Text excerpt:
"""

With high impedance microphones, the relatively large capacitance of long transmission lines causes undesirable frequency response limitations. For example, the impedance of conventional capacitor microphones is so high that transmission lines are limited to only a few feet before low frequency signal attenuation is encountered. Furthermore, a relatively large, fixed polarization voltage is required for capacitor microphones.

This problem of low frequency signal attenuation has been overcome by electrically coupling an electron tube cathode follower to the capacitor in the same microphone housing to produce a low output impedance. However, this type of microphone-amplifier combination still suffers from the disadvantages of requiring a large polarization voltage, which under certain short circuit conditions, could render the microphone useless and additionally, create a shock hazard. Furthermore, the presence of the electron tube amplifier introduces additional power requirements much of which is converted into Wasted heat which is dissipated by the housing. This could be uncomfortable to a person holding the microphone.

In an article appearing in the November 1962 issue of The Journal of the Acoustical Society of America, G. M. Sessler and J. E. West describe a self-biased capacitor microphone having a capacitance of 700 picofarads. Sessler and West suggest that the lower impedance produced by their microphone eliminates the need of a cathode follower and allows the use of a long connecting cable. Although effecting some improvements over a conventional capacitor microphone without a cathode follower, the impedance of their microphone is still high enough to cause undesirable frequency response limitations for normal audio transmission lines of appreciable lengths. Furthermore, this microphone still suffers from the disadvantage of having lower amplitude output signal levels, when coupled to a low impedance transmission line, than conventional capacitor microphones employing a cathode follower amplifier.

"""

Exercises to complete:
(A) Answer these questions about the microphone passage:
(i) How long can transmission lines be with conventional capacitor microphones before low frequency signal attenuation is encountered?
(ii) What capacitance did the Sessler and West microphone have?
(iii) In which issue of The Journal of the Acoustical Society of America did their article appear?
(B) Can you update the microphone passage by replacing "capacitor microphones" with "condenser microphones"? Begin at the words "With high impedance", and stop after "for capacitor microphones.".
(C) According to the microphone passage, why could a capacitor microphone paired with an electron tube amplifier be uncomfortable to hold?
The entries come from a separate source.

Given records:

"""

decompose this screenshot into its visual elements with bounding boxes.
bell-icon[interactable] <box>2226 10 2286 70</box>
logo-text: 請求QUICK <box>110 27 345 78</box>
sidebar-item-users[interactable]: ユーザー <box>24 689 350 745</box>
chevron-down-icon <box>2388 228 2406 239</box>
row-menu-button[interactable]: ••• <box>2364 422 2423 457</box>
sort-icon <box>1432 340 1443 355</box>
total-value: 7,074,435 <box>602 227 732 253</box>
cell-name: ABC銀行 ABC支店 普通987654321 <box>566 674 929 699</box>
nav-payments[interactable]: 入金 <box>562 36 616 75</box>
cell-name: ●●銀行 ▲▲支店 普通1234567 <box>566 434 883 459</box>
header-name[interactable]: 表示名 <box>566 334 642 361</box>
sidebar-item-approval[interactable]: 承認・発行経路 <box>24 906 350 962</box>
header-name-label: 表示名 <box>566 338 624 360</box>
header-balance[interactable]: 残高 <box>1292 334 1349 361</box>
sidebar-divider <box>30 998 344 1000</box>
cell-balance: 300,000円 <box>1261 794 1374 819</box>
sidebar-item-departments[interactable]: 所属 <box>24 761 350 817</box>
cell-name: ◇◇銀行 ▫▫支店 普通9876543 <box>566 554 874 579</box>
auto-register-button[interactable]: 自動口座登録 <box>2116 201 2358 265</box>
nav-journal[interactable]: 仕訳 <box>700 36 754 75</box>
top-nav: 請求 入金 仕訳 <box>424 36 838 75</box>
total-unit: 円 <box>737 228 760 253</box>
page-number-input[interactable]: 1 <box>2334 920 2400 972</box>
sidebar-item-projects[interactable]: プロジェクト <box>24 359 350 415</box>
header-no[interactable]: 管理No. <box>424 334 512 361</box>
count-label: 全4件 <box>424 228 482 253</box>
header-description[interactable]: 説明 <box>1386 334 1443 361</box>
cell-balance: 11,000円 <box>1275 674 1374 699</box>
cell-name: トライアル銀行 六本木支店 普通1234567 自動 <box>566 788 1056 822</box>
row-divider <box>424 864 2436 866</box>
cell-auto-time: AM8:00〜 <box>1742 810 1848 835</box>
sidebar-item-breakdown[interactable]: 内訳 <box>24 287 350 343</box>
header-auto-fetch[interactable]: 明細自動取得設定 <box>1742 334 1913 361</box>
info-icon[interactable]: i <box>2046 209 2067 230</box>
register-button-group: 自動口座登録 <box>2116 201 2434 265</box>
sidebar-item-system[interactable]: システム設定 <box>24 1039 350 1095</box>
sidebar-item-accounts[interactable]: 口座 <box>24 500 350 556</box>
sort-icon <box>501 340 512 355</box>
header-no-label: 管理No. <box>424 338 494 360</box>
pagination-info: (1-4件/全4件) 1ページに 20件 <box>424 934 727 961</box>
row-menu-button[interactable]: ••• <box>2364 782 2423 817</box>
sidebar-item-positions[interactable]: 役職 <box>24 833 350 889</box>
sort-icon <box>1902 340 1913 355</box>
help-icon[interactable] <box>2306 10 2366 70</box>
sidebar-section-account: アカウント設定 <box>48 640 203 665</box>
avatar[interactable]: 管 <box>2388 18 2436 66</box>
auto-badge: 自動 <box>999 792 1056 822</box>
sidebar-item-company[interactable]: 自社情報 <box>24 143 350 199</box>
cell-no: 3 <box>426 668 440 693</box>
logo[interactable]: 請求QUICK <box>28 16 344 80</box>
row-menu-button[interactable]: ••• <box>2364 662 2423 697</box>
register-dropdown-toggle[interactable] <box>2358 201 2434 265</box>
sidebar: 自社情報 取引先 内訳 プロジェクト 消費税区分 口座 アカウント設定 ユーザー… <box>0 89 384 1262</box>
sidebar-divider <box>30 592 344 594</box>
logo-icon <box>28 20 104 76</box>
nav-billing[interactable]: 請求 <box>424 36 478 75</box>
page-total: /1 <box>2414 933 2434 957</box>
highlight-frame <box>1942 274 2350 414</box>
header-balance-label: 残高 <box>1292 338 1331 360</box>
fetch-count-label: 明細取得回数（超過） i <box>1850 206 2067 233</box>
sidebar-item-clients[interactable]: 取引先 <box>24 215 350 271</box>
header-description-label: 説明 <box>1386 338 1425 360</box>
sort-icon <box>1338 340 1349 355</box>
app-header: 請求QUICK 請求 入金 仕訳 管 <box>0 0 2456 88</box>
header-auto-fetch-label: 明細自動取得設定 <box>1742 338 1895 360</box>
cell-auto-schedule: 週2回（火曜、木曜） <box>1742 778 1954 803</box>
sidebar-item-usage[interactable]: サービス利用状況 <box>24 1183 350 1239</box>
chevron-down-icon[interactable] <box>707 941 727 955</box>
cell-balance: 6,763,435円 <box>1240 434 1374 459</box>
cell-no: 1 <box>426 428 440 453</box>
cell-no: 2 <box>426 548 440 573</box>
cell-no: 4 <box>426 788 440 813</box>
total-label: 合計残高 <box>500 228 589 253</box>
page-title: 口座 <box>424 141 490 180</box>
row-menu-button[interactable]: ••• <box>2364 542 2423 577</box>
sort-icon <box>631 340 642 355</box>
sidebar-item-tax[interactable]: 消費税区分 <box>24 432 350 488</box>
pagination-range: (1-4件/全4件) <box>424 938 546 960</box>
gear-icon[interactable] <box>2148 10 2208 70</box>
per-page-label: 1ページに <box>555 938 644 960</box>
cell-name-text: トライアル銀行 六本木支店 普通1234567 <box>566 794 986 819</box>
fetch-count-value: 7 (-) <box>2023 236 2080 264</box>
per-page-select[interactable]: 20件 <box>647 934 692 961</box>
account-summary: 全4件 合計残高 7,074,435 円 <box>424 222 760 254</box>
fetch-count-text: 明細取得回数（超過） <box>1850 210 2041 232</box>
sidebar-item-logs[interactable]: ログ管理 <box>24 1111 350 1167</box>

"""

Answers below:
(A)
(i) Only a few feet.
(ii) 700 picofarads.
(iii) The November 1962 issue.

(B)
With high impedance microphones, the relatively large capacitance of long transmission lines causes undesirable frequency response limitations. For example, the impedance of conventional condenser microphones is so high that transmission lines are limited to only a few feet before low frequency signal attenuation is encountered. Furthermore, a relatively large, fixed polarization voltage is required for condenser microphones.

(C) The electron tube amplifier adds power requirements, and much of that power is converted into wasted heat that the microphone housing dissipates. That heat could make the microphone uncomfortable for the person holding it.